── Record extracts ──

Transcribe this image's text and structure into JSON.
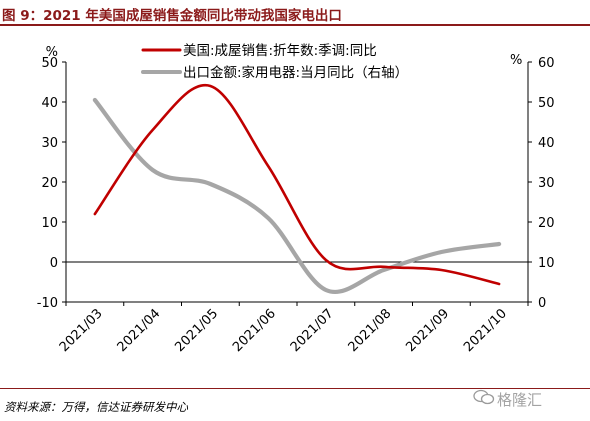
{
  "figure": {
    "title": "图 9：2021 年美国成屋销售金额同比带动我国家电出口",
    "source": "资料来源：万得，信达证券研发中心",
    "watermark": "格隆汇",
    "watermark_icon": "wechat-icon"
  },
  "chart_data": {
    "type": "line",
    "categories": [
      "2021/03",
      "2021/04",
      "2021/05",
      "2021/06",
      "2021/07",
      "2021/08",
      "2021/09",
      "2021/10"
    ],
    "left_axis": {
      "unit": "%",
      "ylim": [
        -10,
        50
      ],
      "ticks": [
        -10,
        0,
        10,
        20,
        30,
        40,
        50
      ]
    },
    "right_axis": {
      "unit": "%",
      "ylim": [
        0,
        60
      ],
      "ticks": [
        0,
        10,
        20,
        30,
        40,
        50,
        60
      ]
    },
    "legend_position": "top-center",
    "grid": false,
    "series": [
      {
        "name": "美国:成屋销售:折年数:季调:同比",
        "axis": "left",
        "color": "#c00000",
        "values": [
          12,
          33,
          44,
          24,
          0.5,
          -1.2,
          -2,
          -5.5
        ]
      },
      {
        "name": "出口金额:家用电器:当月同比（右轴）",
        "axis": "right",
        "color": "#a6a6a6",
        "values": [
          50.5,
          33,
          29.5,
          21,
          3,
          8,
          12.5,
          14.5
        ]
      }
    ]
  }
}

───

▸ What you have to do
Reproduce each line exactly as it appears, omitting the pictures.

▸ The output
Transcribe this image's text and structure into JSON.
{
  "figure": {
    "title": "图 9：2021 年美国成屋销售金额同比带动我国家电出口",
    "source": "资料来源：万得，信达证券研发中心",
    "watermark": "格隆汇",
    "watermark_icon": "wechat-icon"
  },
  "chart_data": {
    "type": "line",
    "categories": [
      "2021/03",
      "2021/04",
      "2021/05",
      "2021/06",
      "2021/07",
      "2021/08",
      "2021/09",
      "2021/10"
    ],
    "left_axis": {
      "unit": "%",
      "ylim": [
        -10,
        50
      ],
      "ticks": [
        -10,
        0,
        10,
        20,
        30,
        40,
        50
      ]
    },
    "right_axis": {
      "unit": "%",
      "ylim": [
        0,
        60
      ],
      "ticks": [
        0,
        10,
        20,
        30,
        40,
        50,
        60
      ]
    },
    "legend_position": "top-center",
    "grid": false,
    "series": [
      {
        "name": "美国:成屋销售:折年数:季调:同比",
        "axis": "left",
        "color": "#c00000",
        "values": [
          12,
          33,
          44,
          24,
          0.5,
          -1.2,
          -2,
          -5.5
        ]
      },
      {
        "name": "出口金额:家用电器:当月同比（右轴）",
        "axis": "right",
        "color": "#a6a6a6",
        "values": [
          50.5,
          33,
          29.5,
          21,
          3,
          8,
          12.5,
          14.5
        ]
      }
    ]
  }
}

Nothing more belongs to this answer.